## GIVEN DATA
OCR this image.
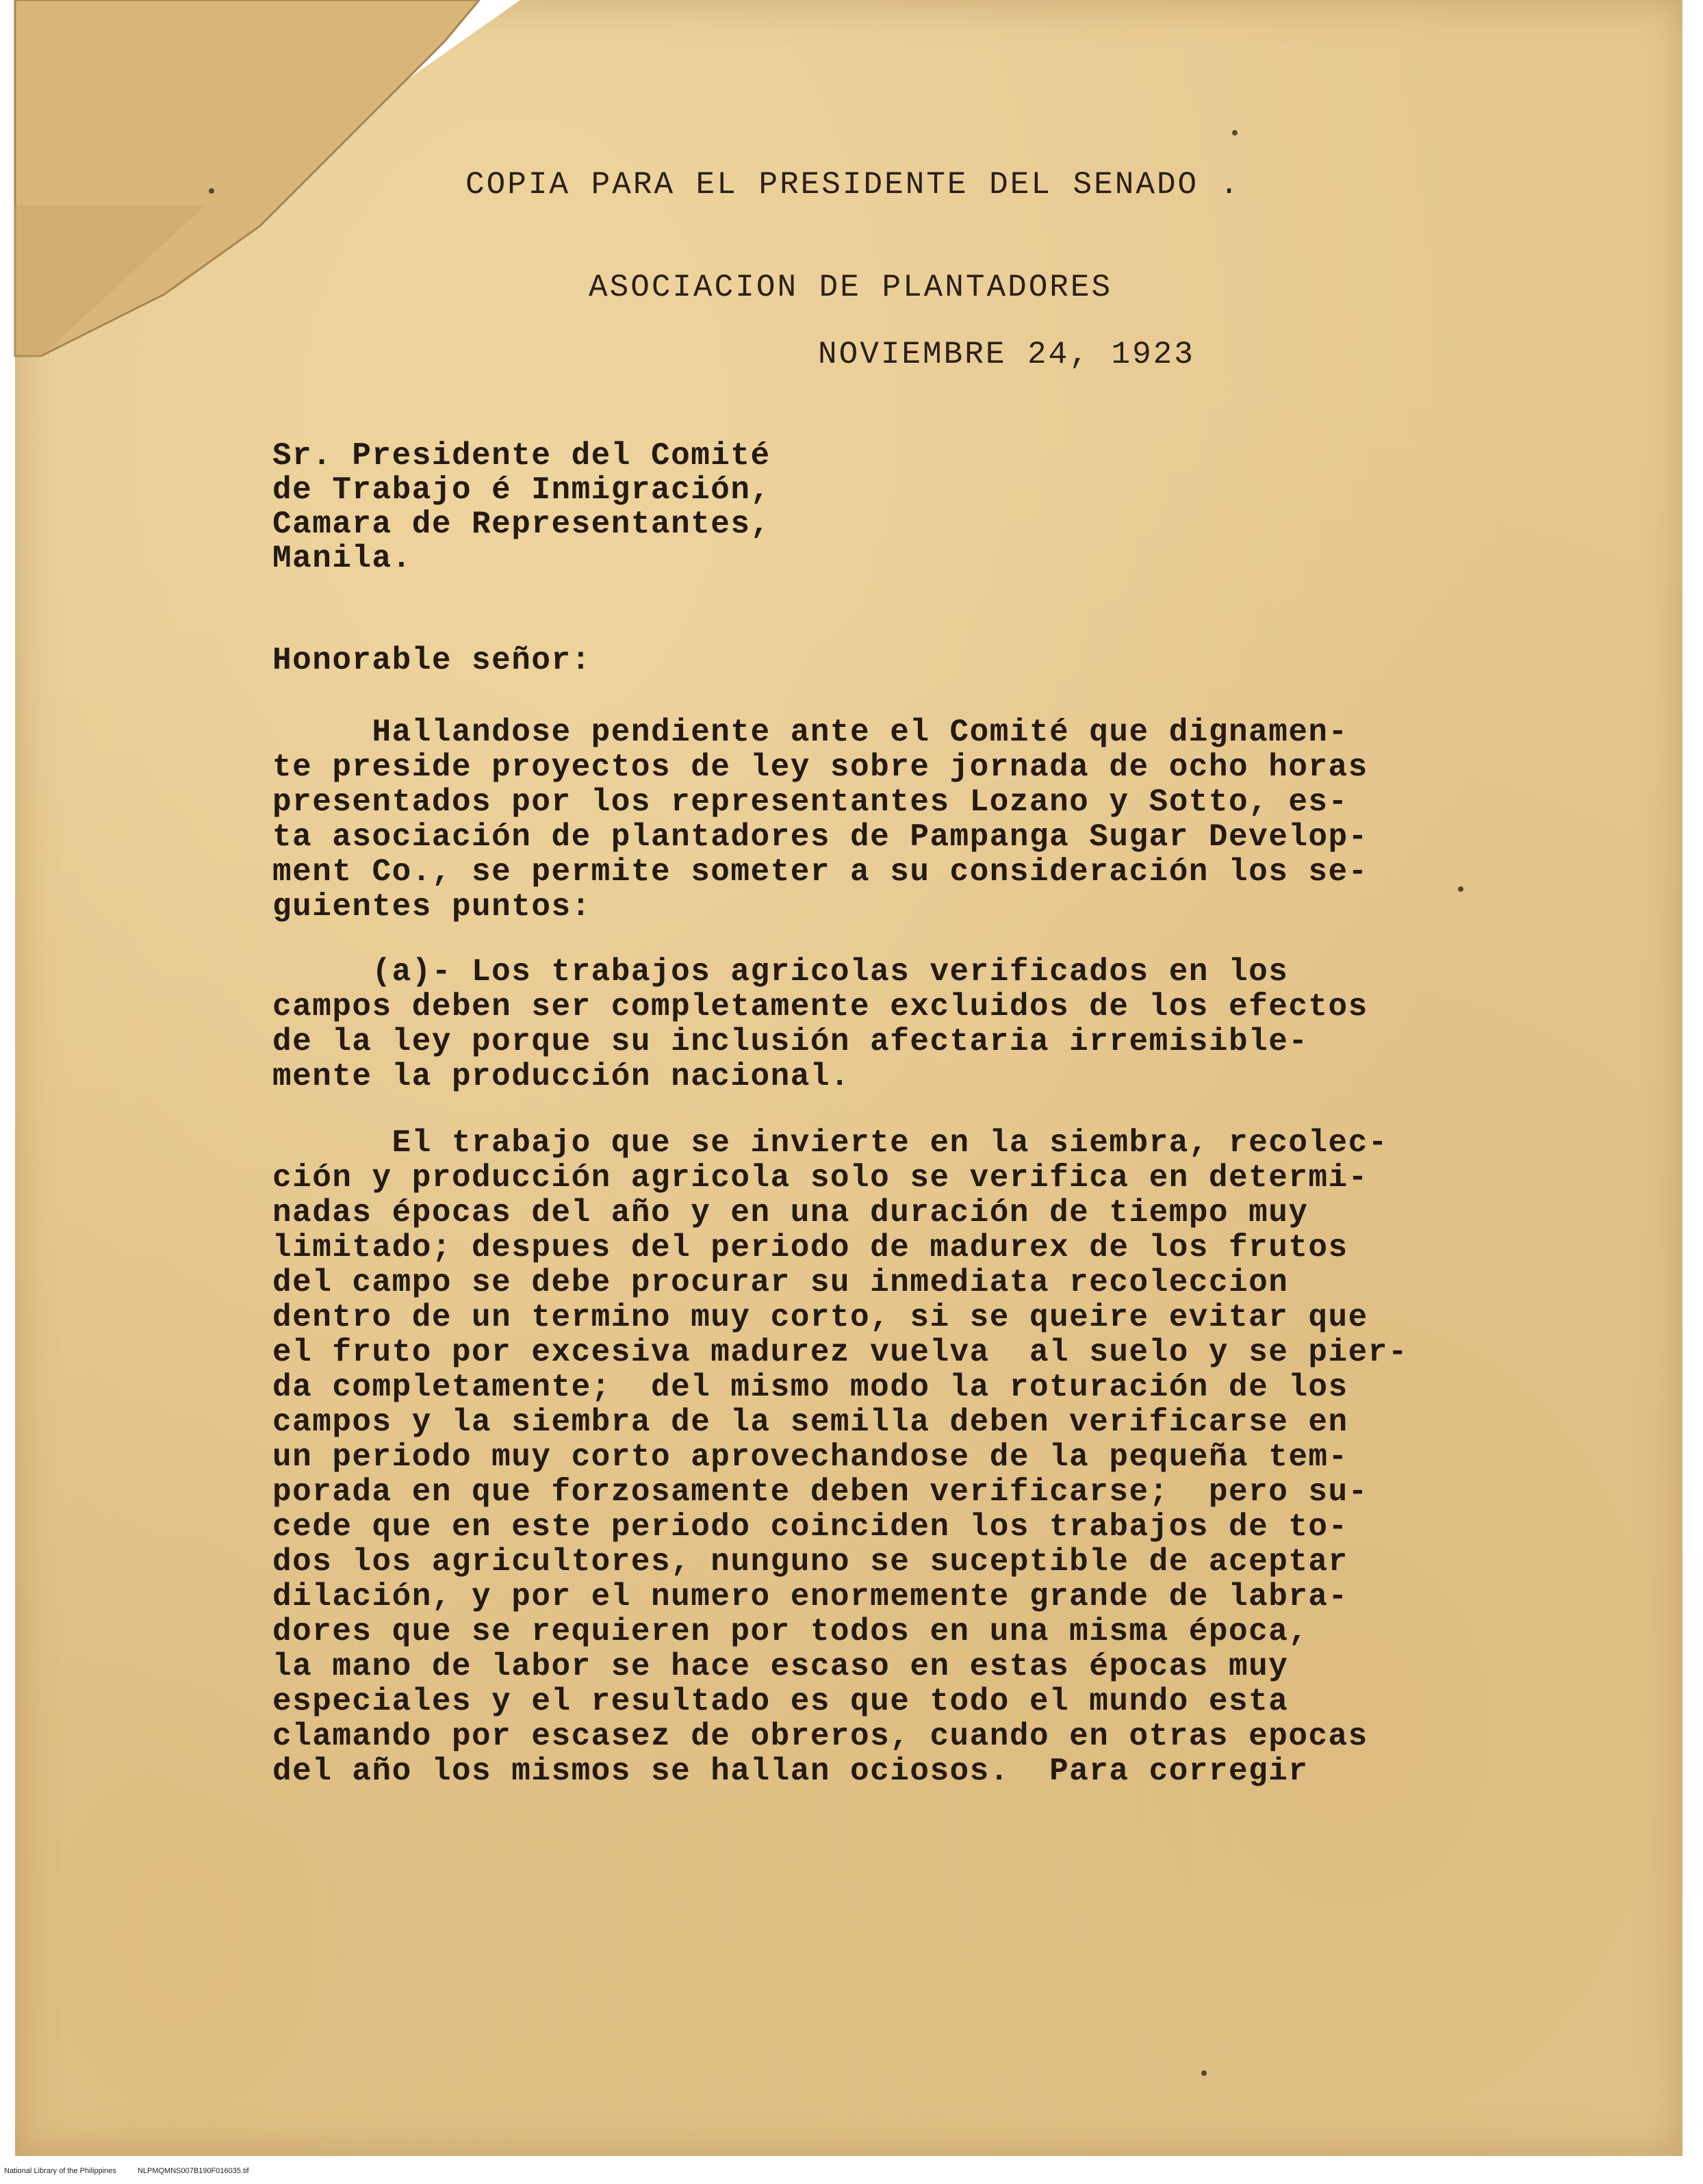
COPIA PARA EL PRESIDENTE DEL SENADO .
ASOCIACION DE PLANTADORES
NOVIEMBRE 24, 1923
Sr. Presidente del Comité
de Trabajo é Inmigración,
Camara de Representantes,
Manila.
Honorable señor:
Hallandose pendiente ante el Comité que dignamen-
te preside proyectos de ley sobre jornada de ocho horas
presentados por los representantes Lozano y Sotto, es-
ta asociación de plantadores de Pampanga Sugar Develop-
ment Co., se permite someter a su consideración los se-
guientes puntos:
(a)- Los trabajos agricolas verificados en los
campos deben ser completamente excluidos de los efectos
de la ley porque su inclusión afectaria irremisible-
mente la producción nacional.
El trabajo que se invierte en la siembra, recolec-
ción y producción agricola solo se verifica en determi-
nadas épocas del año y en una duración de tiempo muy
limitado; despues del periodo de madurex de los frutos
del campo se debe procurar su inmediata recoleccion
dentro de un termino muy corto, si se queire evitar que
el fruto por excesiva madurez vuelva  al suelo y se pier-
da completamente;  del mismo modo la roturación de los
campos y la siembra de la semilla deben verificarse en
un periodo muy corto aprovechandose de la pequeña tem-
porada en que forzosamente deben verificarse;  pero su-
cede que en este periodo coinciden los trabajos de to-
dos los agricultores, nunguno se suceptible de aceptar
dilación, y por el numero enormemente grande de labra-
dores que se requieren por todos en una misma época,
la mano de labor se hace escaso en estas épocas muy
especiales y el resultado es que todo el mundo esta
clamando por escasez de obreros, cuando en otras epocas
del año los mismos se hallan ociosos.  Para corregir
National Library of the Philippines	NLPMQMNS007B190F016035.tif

## PROBLEM TO SOLVE
Scan the data above; copy every line where "épocas" appears.

## RESULT
nadas épocas del año y en una duración de tiempo muy
la mano de labor se hace escaso en estas épocas muy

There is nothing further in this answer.